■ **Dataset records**
# # # #

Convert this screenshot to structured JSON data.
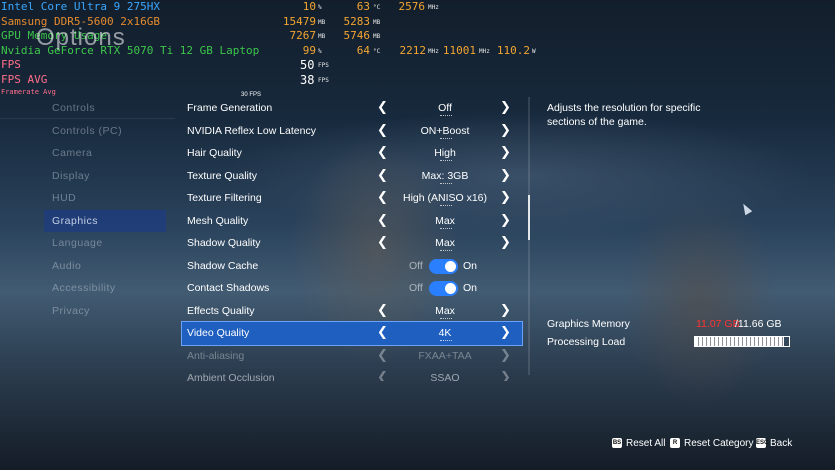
{
  "osd": {
    "cpu": {
      "name": "Intel Core Ultra 9 275HX",
      "load": "10",
      "load_unit": "%",
      "temp": "63",
      "temp_unit": "°C",
      "clock": "2576",
      "clock_unit": "MHz"
    },
    "ram": {
      "name": "Samsung DDR5-5600 2x16GB",
      "used": "15479",
      "used_unit": "MB",
      "avail": "5283",
      "avail_unit": "MB"
    },
    "gpu_mem": {
      "name": "GPU Memory Usage",
      "used": "7267",
      "used_unit": "MB",
      "avail": "5746",
      "avail_unit": "MB"
    },
    "gpu": {
      "name": "Nvidia GeForce RTX 5070 Ti 12 GB Laptop",
      "load": "99",
      "load_unit": "%",
      "temp": "64",
      "temp_unit": "°C",
      "core_clock": "2212",
      "core_unit": "MHz",
      "mem_clock": "11001",
      "mem_unit": "MHz",
      "power": "110.2",
      "power_unit": "W"
    },
    "fps": {
      "name": "FPS",
      "value": "50",
      "unit": "FPS"
    },
    "fps_avg": {
      "name": "FPS AVG",
      "value": "38",
      "unit": "FPS"
    },
    "framerate_label": "Framerate Avg"
  },
  "title": "Options",
  "nav": [
    "Controls",
    "Controls (PC)",
    "Camera",
    "Display",
    "HUD",
    "Graphics",
    "Language",
    "Audio",
    "Accessibility",
    "Privacy"
  ],
  "fps_mini": "30 FPS",
  "settings": [
    {
      "label": "Frame Generation",
      "value": "Off"
    },
    {
      "label": "NVIDIA Reflex Low Latency",
      "value": "ON+Boost"
    },
    {
      "label": "Hair Quality",
      "value": "High"
    },
    {
      "label": "Texture Quality",
      "value": "Max: 3GB"
    },
    {
      "label": "Texture Filtering",
      "value": "High (ANISO x16)"
    },
    {
      "label": "Mesh Quality",
      "value": "Max"
    },
    {
      "label": "Shadow Quality",
      "value": "Max"
    },
    {
      "label": "Shadow Cache",
      "off": "Off",
      "on": "On"
    },
    {
      "label": "Contact Shadows",
      "off": "Off",
      "on": "On"
    },
    {
      "label": "Effects Quality",
      "value": "Max"
    },
    {
      "label": "Video Quality",
      "value": "4K"
    },
    {
      "label": "Anti-aliasing",
      "value": "FXAA+TAA"
    },
    {
      "label": "Ambient Occlusion",
      "value": "SSAO"
    }
  ],
  "description": "Adjusts the resolution for specific sections of the game.",
  "graphics_memory": {
    "label": "Graphics Memory",
    "used": "11.07 GB",
    "total": "/11.66 GB"
  },
  "processing_load": {
    "label": "Processing Load",
    "fraction": 0.95
  },
  "footer": {
    "reset_all": {
      "key": "BS",
      "label": "Reset All"
    },
    "reset_category": {
      "key": "R",
      "label": "Reset Category"
    },
    "back": {
      "key": "ESC",
      "label": "Back"
    }
  }
}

# # # #

Skipping the pictures, transcribe each line above exactly as it appears.

■ **Answer to the task**
Convert this screenshot to structured JSON data.
{
  "osd": {
    "cpu": {
      "name": "Intel Core Ultra 9 275HX",
      "load": "10",
      "load_unit": "%",
      "temp": "63",
      "temp_unit": "°C",
      "clock": "2576",
      "clock_unit": "MHz"
    },
    "ram": {
      "name": "Samsung DDR5-5600 2x16GB",
      "used": "15479",
      "used_unit": "MB",
      "avail": "5283",
      "avail_unit": "MB"
    },
    "gpu_mem": {
      "name": "GPU Memory Usage",
      "used": "7267",
      "used_unit": "MB",
      "avail": "5746",
      "avail_unit": "MB"
    },
    "gpu": {
      "name": "Nvidia GeForce RTX 5070 Ti 12 GB Laptop",
      "load": "99",
      "load_unit": "%",
      "temp": "64",
      "temp_unit": "°C",
      "core_clock": "2212",
      "core_unit": "MHz",
      "mem_clock": "11001",
      "mem_unit": "MHz",
      "power": "110.2",
      "power_unit": "W"
    },
    "fps": {
      "name": "FPS",
      "value": "50",
      "unit": "FPS"
    },
    "fps_avg": {
      "name": "FPS AVG",
      "value": "38",
      "unit": "FPS"
    },
    "framerate_label": "Framerate Avg"
  },
  "title": "Options",
  "nav": [
    "Controls",
    "Controls (PC)",
    "Camera",
    "Display",
    "HUD",
    "Graphics",
    "Language",
    "Audio",
    "Accessibility",
    "Privacy"
  ],
  "fps_mini": "30 FPS",
  "settings": [
    {
      "label": "Frame Generation",
      "value": "Off"
    },
    {
      "label": "NVIDIA Reflex Low Latency",
      "value": "ON+Boost"
    },
    {
      "label": "Hair Quality",
      "value": "High"
    },
    {
      "label": "Texture Quality",
      "value": "Max: 3GB"
    },
    {
      "label": "Texture Filtering",
      "value": "High (ANISO x16)"
    },
    {
      "label": "Mesh Quality",
      "value": "Max"
    },
    {
      "label": "Shadow Quality",
      "value": "Max"
    },
    {
      "label": "Shadow Cache",
      "off": "Off",
      "on": "On"
    },
    {
      "label": "Contact Shadows",
      "off": "Off",
      "on": "On"
    },
    {
      "label": "Effects Quality",
      "value": "Max"
    },
    {
      "label": "Video Quality",
      "value": "4K"
    },
    {
      "label": "Anti-aliasing",
      "value": "FXAA+TAA"
    },
    {
      "label": "Ambient Occlusion",
      "value": "SSAO"
    }
  ],
  "description": "Adjusts the resolution for specific sections of the game.",
  "graphics_memory": {
    "label": "Graphics Memory",
    "used": "11.07 GB",
    "total": "/11.66 GB"
  },
  "processing_load": {
    "label": "Processing Load",
    "fraction": 0.95
  },
  "footer": {
    "reset_all": {
      "key": "BS",
      "label": "Reset All"
    },
    "reset_category": {
      "key": "R",
      "label": "Reset Category"
    },
    "back": {
      "key": "ESC",
      "label": "Back"
    }
  }
}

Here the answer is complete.